• What to work on:
Pictures do not belong in the copy, so please give every entry below again exactly.

(Dataset excerpt)
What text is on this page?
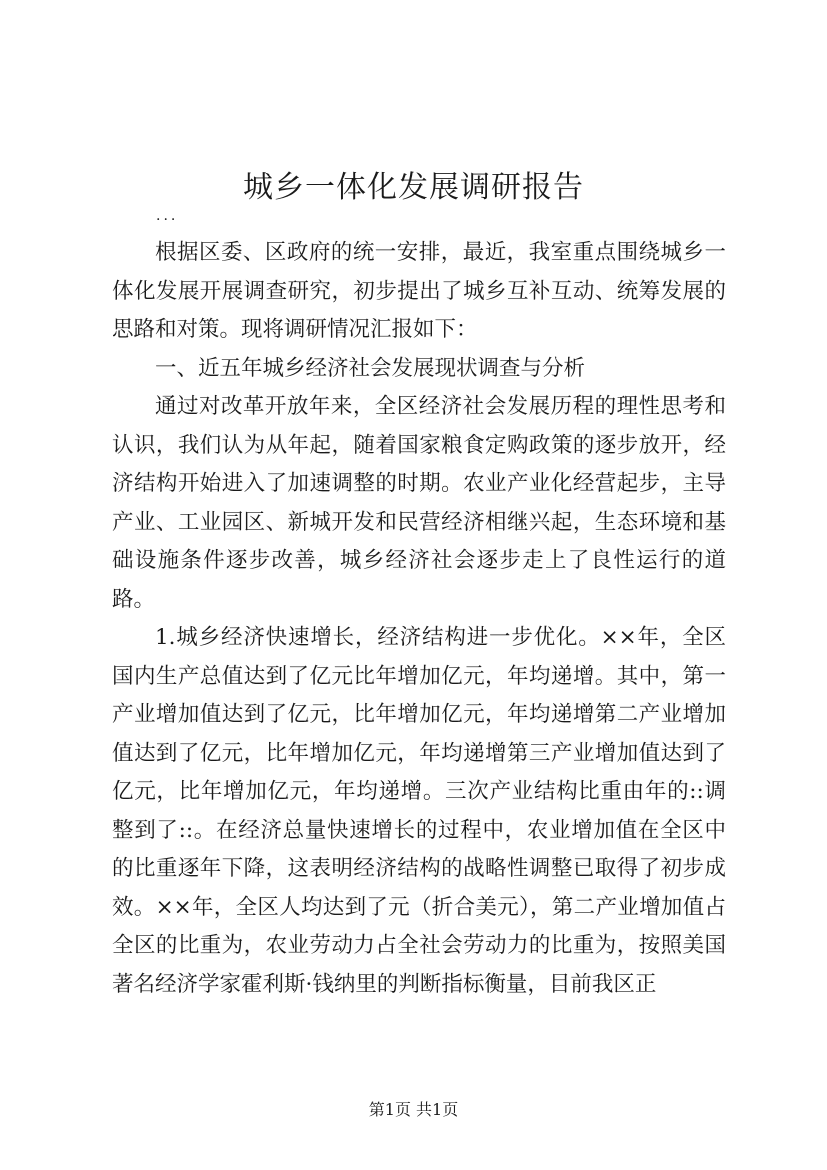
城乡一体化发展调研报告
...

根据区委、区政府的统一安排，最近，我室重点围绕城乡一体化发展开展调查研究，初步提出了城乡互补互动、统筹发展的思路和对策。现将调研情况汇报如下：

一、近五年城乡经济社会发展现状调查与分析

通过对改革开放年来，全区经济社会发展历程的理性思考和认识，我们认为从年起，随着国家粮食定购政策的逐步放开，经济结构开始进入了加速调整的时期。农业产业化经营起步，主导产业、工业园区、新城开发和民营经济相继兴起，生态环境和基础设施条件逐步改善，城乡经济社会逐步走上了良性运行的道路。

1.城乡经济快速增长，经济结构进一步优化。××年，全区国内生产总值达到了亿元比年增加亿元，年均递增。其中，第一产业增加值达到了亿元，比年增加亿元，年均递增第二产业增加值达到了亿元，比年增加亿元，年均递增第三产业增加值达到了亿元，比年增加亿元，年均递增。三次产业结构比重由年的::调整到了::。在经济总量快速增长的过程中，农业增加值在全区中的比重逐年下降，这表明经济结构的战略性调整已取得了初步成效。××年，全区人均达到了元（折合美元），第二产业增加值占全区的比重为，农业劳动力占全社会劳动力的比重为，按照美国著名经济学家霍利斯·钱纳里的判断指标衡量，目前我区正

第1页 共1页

• Problem solution:
What text is on this page?
城乡一体化发展调研报告
...

根据区委、区政府的统一安排，最近，我室重点围绕城乡一体化发展开展调查研究，初步提出了城乡互补互动、统筹发展的思路和对策。现将调研情况汇报如下：

一、近五年城乡经济社会发展现状调查与分析

通过对改革开放年来，全区经济社会发展历程的理性思考和认识，我们认为从年起，随着国家粮食定购政策的逐步放开，经济结构开始进入了加速调整的时期。农业产业化经营起步，主导产业、工业园区、新城开发和民营经济相继兴起，生态环境和基础设施条件逐步改善，城乡经济社会逐步走上了良性运行的道路。

1.城乡经济快速增长，经济结构进一步优化。××年，全区国内生产总值达到了亿元比年增加亿元，年均递增。其中，第一产业增加值达到了亿元，比年增加亿元，年均递增第二产业增加值达到了亿元，比年增加亿元，年均递增第三产业增加值达到了亿元，比年增加亿元，年均递增。三次产业结构比重由年的::调整到了::。在经济总量快速增长的过程中，农业增加值在全区中的比重逐年下降，这表明经济结构的战略性调整已取得了初步成效。××年，全区人均达到了元（折合美元），第二产业增加值占全区的比重为，农业劳动力占全社会劳动力的比重为，按照美国著名经济学家霍利斯·钱纳里的判断指标衡量，目前我区正

第1页 共1页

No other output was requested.